_Problem_
Each entry should be quoted word for word, including every mark of punctuation.
[start Available records]
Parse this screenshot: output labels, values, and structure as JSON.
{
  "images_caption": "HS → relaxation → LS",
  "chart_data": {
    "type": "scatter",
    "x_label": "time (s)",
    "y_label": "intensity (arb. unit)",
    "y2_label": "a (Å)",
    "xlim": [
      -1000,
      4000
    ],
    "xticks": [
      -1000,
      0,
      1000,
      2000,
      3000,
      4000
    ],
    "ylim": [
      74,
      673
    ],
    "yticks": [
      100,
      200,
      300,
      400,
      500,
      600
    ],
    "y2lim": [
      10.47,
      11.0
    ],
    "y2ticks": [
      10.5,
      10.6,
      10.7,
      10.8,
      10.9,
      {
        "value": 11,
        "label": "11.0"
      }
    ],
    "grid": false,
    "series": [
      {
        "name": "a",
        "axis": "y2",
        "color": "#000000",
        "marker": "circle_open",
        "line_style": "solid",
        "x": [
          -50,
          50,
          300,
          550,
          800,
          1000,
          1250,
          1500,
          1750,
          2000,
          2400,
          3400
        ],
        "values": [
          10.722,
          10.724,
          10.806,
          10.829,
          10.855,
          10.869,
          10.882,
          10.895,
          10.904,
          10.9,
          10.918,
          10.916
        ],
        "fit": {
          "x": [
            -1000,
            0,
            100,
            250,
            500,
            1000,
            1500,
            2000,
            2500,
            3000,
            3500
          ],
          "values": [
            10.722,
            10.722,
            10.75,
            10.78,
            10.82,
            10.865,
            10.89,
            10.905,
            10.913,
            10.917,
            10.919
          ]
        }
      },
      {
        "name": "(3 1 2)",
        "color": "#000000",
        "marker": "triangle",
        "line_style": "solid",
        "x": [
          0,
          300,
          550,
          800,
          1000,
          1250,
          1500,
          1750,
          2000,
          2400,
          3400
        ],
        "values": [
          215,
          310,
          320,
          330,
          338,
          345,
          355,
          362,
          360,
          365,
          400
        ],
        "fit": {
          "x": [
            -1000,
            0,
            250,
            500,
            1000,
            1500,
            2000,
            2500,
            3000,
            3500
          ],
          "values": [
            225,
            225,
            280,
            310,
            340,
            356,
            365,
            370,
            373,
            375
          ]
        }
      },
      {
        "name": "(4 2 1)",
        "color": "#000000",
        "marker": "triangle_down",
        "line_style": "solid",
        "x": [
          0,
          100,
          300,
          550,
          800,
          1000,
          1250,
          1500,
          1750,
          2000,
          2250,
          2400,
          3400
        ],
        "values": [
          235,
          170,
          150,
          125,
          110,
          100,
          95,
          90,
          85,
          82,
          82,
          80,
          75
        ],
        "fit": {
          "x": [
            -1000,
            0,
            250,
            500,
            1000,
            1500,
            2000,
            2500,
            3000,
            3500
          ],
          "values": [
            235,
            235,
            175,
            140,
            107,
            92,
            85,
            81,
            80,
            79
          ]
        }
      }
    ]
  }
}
[end Available records]
_Task result_
Parse this screenshot: output labels, values, and structure as JSON.
{
  "images_caption": "HS → relaxation → LS",
  "chart_data": {
    "type": "scatter",
    "x_label": "time (s)",
    "y_label": "intensity (arb. unit)",
    "y2_label": "a (Å)",
    "xlim": [
      -1000,
      4000
    ],
    "xticks": [
      -1000,
      0,
      1000,
      2000,
      3000,
      4000
    ],
    "ylim": [
      74,
      673
    ],
    "yticks": [
      100,
      200,
      300,
      400,
      500,
      600
    ],
    "y2lim": [
      10.47,
      11.0
    ],
    "y2ticks": [
      10.5,
      10.6,
      10.7,
      10.8,
      10.9,
      {
        "value": 11,
        "label": "11.0"
      }
    ],
    "grid": false,
    "series": [
      {
        "name": "a",
        "axis": "y2",
        "color": "#000000",
        "marker": "circle_open",
        "line_style": "solid",
        "x": [
          -50,
          50,
          300,
          550,
          800,
          1000,
          1250,
          1500,
          1750,
          2000,
          2400,
          3400
        ],
        "values": [
          10.722,
          10.724,
          10.806,
          10.829,
          10.855,
          10.869,
          10.882,
          10.895,
          10.904,
          10.9,
          10.918,
          10.916
        ],
        "fit": {
          "x": [
            -1000,
            0,
            100,
            250,
            500,
            1000,
            1500,
            2000,
            2500,
            3000,
            3500
          ],
          "values": [
            10.722,
            10.722,
            10.75,
            10.78,
            10.82,
            10.865,
            10.89,
            10.905,
            10.913,
            10.917,
            10.919
          ]
        }
      },
      {
        "name": "(3 1 2)",
        "color": "#000000",
        "marker": "triangle",
        "line_style": "solid",
        "x": [
          0,
          300,
          550,
          800,
          1000,
          1250,
          1500,
          1750,
          2000,
          2400,
          3400
        ],
        "values": [
          215,
          310,
          320,
          330,
          338,
          345,
          355,
          362,
          360,
          365,
          400
        ],
        "fit": {
          "x": [
            -1000,
            0,
            250,
            500,
            1000,
            1500,
            2000,
            2500,
            3000,
            3500
          ],
          "values": [
            225,
            225,
            280,
            310,
            340,
            356,
            365,
            370,
            373,
            375
          ]
        }
      },
      {
        "name": "(4 2 1)",
        "color": "#000000",
        "marker": "triangle_down",
        "line_style": "solid",
        "x": [
          0,
          100,
          300,
          550,
          800,
          1000,
          1250,
          1500,
          1750,
          2000,
          2250,
          2400,
          3400
        ],
        "values": [
          235,
          170,
          150,
          125,
          110,
          100,
          95,
          90,
          85,
          82,
          82,
          80,
          75
        ],
        "fit": {
          "x": [
            -1000,
            0,
            250,
            500,
            1000,
            1500,
            2000,
            2500,
            3000,
            3500
          ],
          "values": [
            235,
            235,
            175,
            140,
            107,
            92,
            85,
            81,
            80,
            79
          ]
        }
      }
    ]
  }
}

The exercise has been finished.